Problem: Make an exact copy of all the entries, with the pictures left out.

-- -- --

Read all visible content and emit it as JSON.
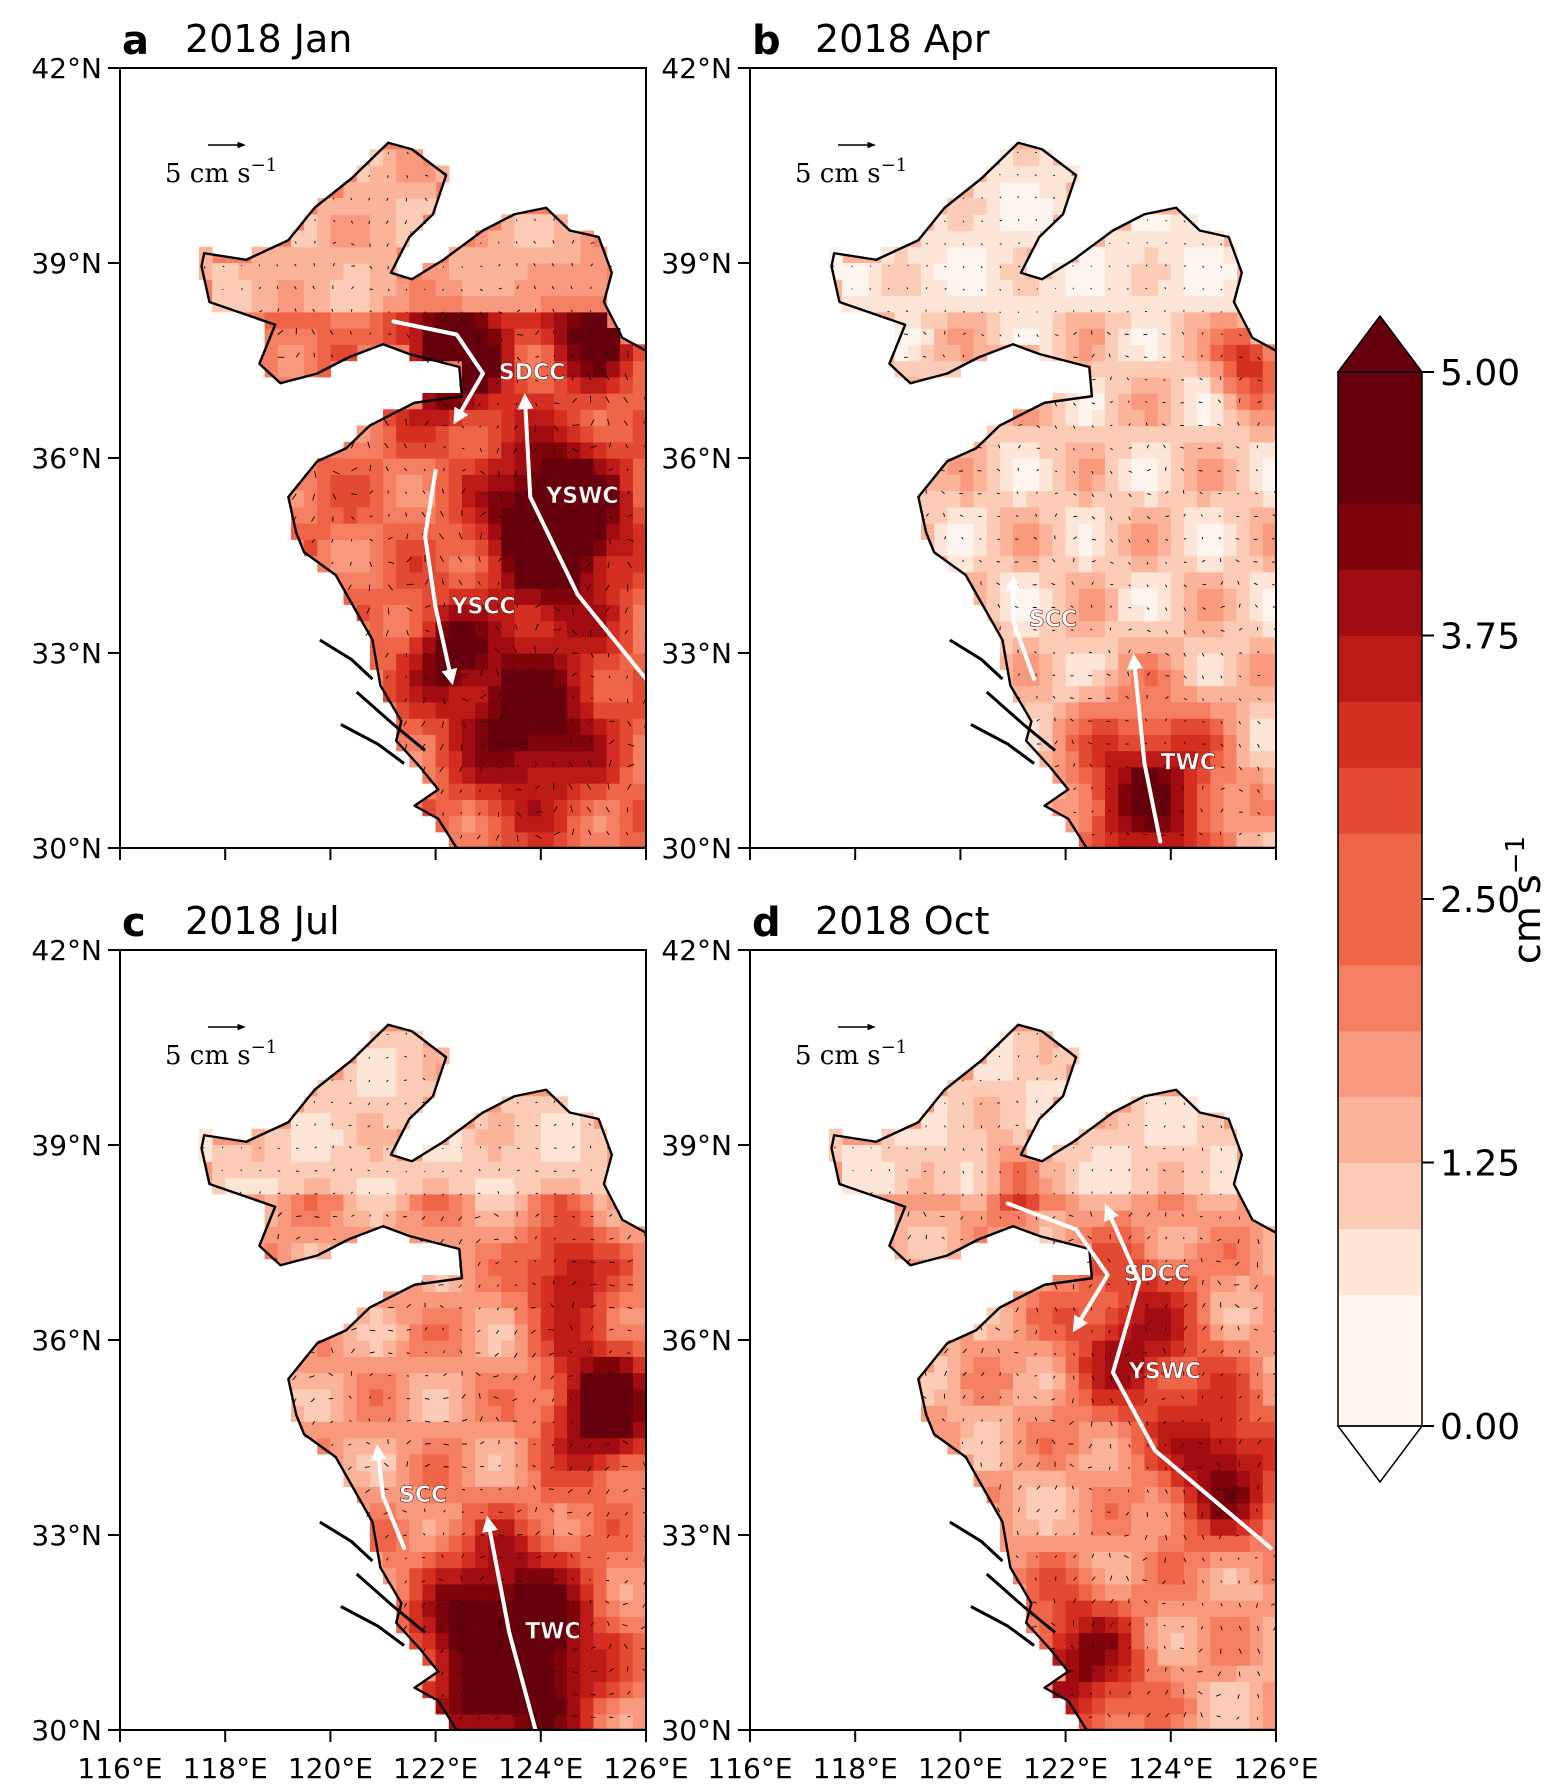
{
  "figure": {
    "lat_ticks": [
      "42°N",
      "39°N",
      "36°N",
      "33°N",
      "30°N"
    ],
    "lon_ticks": [
      "116°E",
      "118°E",
      "120°E",
      "122°E",
      "124°E",
      "126°E"
    ],
    "lat_values": [
      42,
      39,
      36,
      33,
      30
    ],
    "lon_values": [
      116,
      118,
      120,
      122,
      124,
      126
    ],
    "scale_label": "5 cm s",
    "scale_exponent": "−1",
    "scale_reference_speed_cm_s": 5
  },
  "panels": [
    {
      "letter": "a",
      "title": "2018 Jan",
      "intensity": 0.85,
      "currents": [
        {
          "label": "SDCC",
          "path": [
            [
              121.2,
              38.1
            ],
            [
              122.4,
              37.9
            ],
            [
              122.9,
              37.3
            ],
            [
              122.4,
              36.6
            ]
          ]
        },
        {
          "label": "YSCC",
          "path": [
            [
              122,
              35.8
            ],
            [
              121.8,
              34.8
            ],
            [
              122,
              33.7
            ],
            [
              122.3,
              32.6
            ]
          ]
        },
        {
          "label": "YSWC",
          "path": [
            [
              126,
              32.6
            ],
            [
              124.7,
              33.9
            ],
            [
              123.8,
              35.4
            ],
            [
              123.7,
              36.9
            ]
          ]
        }
      ]
    },
    {
      "letter": "b",
      "title": "2018 Apr",
      "intensity": 0.35,
      "currents": [
        {
          "label": "SCC",
          "path": [
            [
              121.4,
              32.6
            ],
            [
              121,
              33.5
            ],
            [
              121,
              34.1
            ]
          ]
        },
        {
          "label": "TWC",
          "path": [
            [
              123.8,
              30.1
            ],
            [
              123.5,
              31.3
            ],
            [
              123.3,
              32.9
            ]
          ]
        }
      ]
    },
    {
      "letter": "c",
      "title": "2018 Jul",
      "intensity": 0.6,
      "currents": [
        {
          "label": "SCC",
          "path": [
            [
              121.4,
              32.8
            ],
            [
              121,
              33.6
            ],
            [
              120.9,
              34.3
            ]
          ]
        },
        {
          "label": "TWC",
          "path": [
            [
              123.9,
              30
            ],
            [
              123.4,
              31.5
            ],
            [
              123,
              33.2
            ]
          ]
        }
      ]
    },
    {
      "letter": "d",
      "title": "2018 Oct",
      "intensity": 0.55,
      "currents": [
        {
          "label": "SDCC",
          "path": [
            [
              120.9,
              38.1
            ],
            [
              122.2,
              37.7
            ],
            [
              122.8,
              37
            ],
            [
              122.2,
              36.2
            ]
          ]
        },
        {
          "label": "YSWC",
          "path": [
            [
              125.9,
              32.8
            ],
            [
              123.7,
              34.3
            ],
            [
              122.9,
              35.5
            ],
            [
              123.4,
              36.9
            ],
            [
              122.8,
              38
            ]
          ]
        }
      ]
    }
  ],
  "colorbar": {
    "min": 0,
    "max": 5,
    "levels": 16,
    "ticks": [
      "5.00",
      "3.75",
      "2.50",
      "1.25",
      "0.00"
    ],
    "tick_values": [
      5,
      3.75,
      2.5,
      1.25,
      0
    ],
    "unit_label": "cm s",
    "unit_exponent": "−1",
    "colors_light_to_dark": [
      "#fff5f0",
      "#fde5d8",
      "#fcccb6",
      "#fbb49a",
      "#f99a7e",
      "#f57f62",
      "#ef6548",
      "#e34a33",
      "#d42f21",
      "#bc1a17",
      "#a10c12",
      "#7f0409",
      "#67000d"
    ]
  }
}
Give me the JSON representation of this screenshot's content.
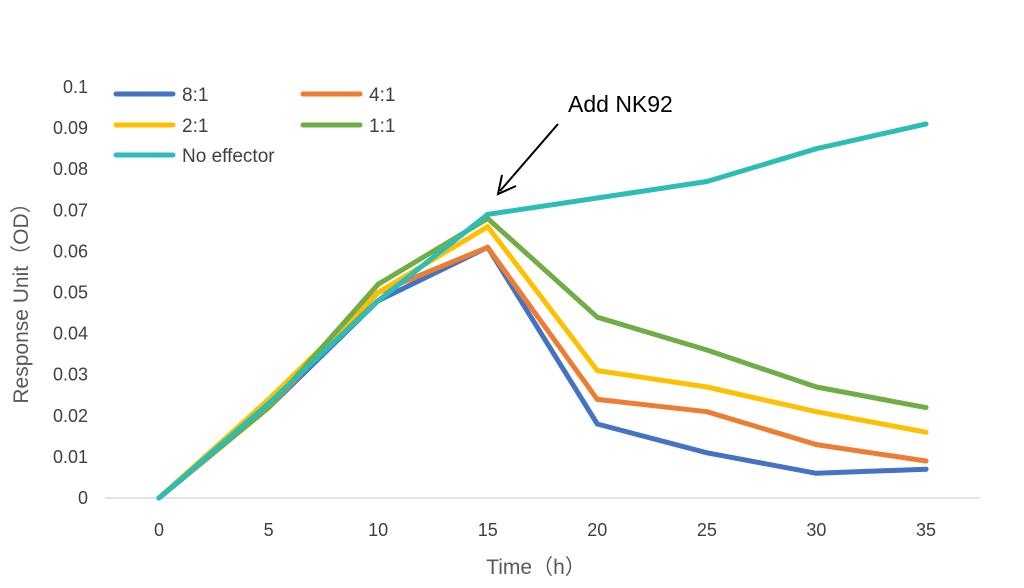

-- -- --

The reply:
Read all visible content and emit it as JSON.
{
  "figure": {
    "lat_ticks": [
      "42°N",
      "39°N",
      "36°N",
      "33°N",
      "30°N"
    ],
    "lon_ticks": [
      "116°E",
      "118°E",
      "120°E",
      "122°E",
      "124°E",
      "126°E"
    ],
    "lat_values": [
      42,
      39,
      36,
      33,
      30
    ],
    "lon_values": [
      116,
      118,
      120,
      122,
      124,
      126
    ],
    "scale_label": "5 cm s",
    "scale_exponent": "−1",
    "scale_reference_speed_cm_s": 5
  },
  "panels": [
    {
      "letter": "a",
      "title": "2018 Jan",
      "intensity": 0.85,
      "currents": [
        {
          "label": "SDCC",
          "path": [
            [
              121.2,
              38.1
            ],
            [
              122.4,
              37.9
            ],
            [
              122.9,
              37.3
            ],
            [
              122.4,
              36.6
            ]
          ]
        },
        {
          "label": "YSCC",
          "path": [
            [
              122,
              35.8
            ],
            [
              121.8,
              34.8
            ],
            [
              122,
              33.7
            ],
            [
              122.3,
              32.6
            ]
          ]
        },
        {
          "label": "YSWC",
          "path": [
            [
              126,
              32.6
            ],
            [
              124.7,
              33.9
            ],
            [
              123.8,
              35.4
            ],
            [
              123.7,
              36.9
            ]
          ]
        }
      ]
    },
    {
      "letter": "b",
      "title": "2018 Apr",
      "intensity": 0.35,
      "currents": [
        {
          "label": "SCC",
          "path": [
            [
              121.4,
              32.6
            ],
            [
              121,
              33.5
            ],
            [
              121,
              34.1
            ]
          ]
        },
        {
          "label": "TWC",
          "path": [
            [
              123.8,
              30.1
            ],
            [
              123.5,
              31.3
            ],
            [
              123.3,
              32.9
            ]
          ]
        }
      ]
    },
    {
      "letter": "c",
      "title": "2018 Jul",
      "intensity": 0.6,
      "currents": [
        {
          "label": "SCC",
          "path": [
            [
              121.4,
              32.8
            ],
            [
              121,
              33.6
            ],
            [
              120.9,
              34.3
            ]
          ]
        },
        {
          "label": "TWC",
          "path": [
            [
              123.9,
              30
            ],
            [
              123.4,
              31.5
            ],
            [
              123,
              33.2
            ]
          ]
        }
      ]
    },
    {
      "letter": "d",
      "title": "2018 Oct",
      "intensity": 0.55,
      "currents": [
        {
          "label": "SDCC",
          "path": [
            [
              120.9,
              38.1
            ],
            [
              122.2,
              37.7
            ],
            [
              122.8,
              37
            ],
            [
              122.2,
              36.2
            ]
          ]
        },
        {
          "label": "YSWC",
          "path": [
            [
              125.9,
              32.8
            ],
            [
              123.7,
              34.3
            ],
            [
              122.9,
              35.5
            ],
            [
              123.4,
              36.9
            ],
            [
              122.8,
              38
            ]
          ]
        }
      ]
    }
  ],
  "colorbar": {
    "min": 0,
    "max": 5,
    "levels": 16,
    "ticks": [
      "5.00",
      "3.75",
      "2.50",
      "1.25",
      "0.00"
    ],
    "tick_values": [
      5,
      3.75,
      2.5,
      1.25,
      0
    ],
    "unit_label": "cm s",
    "unit_exponent": "−1",
    "colors_light_to_dark": [
      "#fff5f0",
      "#fde5d8",
      "#fcccb6",
      "#fbb49a",
      "#f99a7e",
      "#f57f62",
      "#ef6548",
      "#e34a33",
      "#d42f21",
      "#bc1a17",
      "#a10c12",
      "#7f0409",
      "#67000d"
    ]
  }
}
Give me the JSON representation of this screenshot's content.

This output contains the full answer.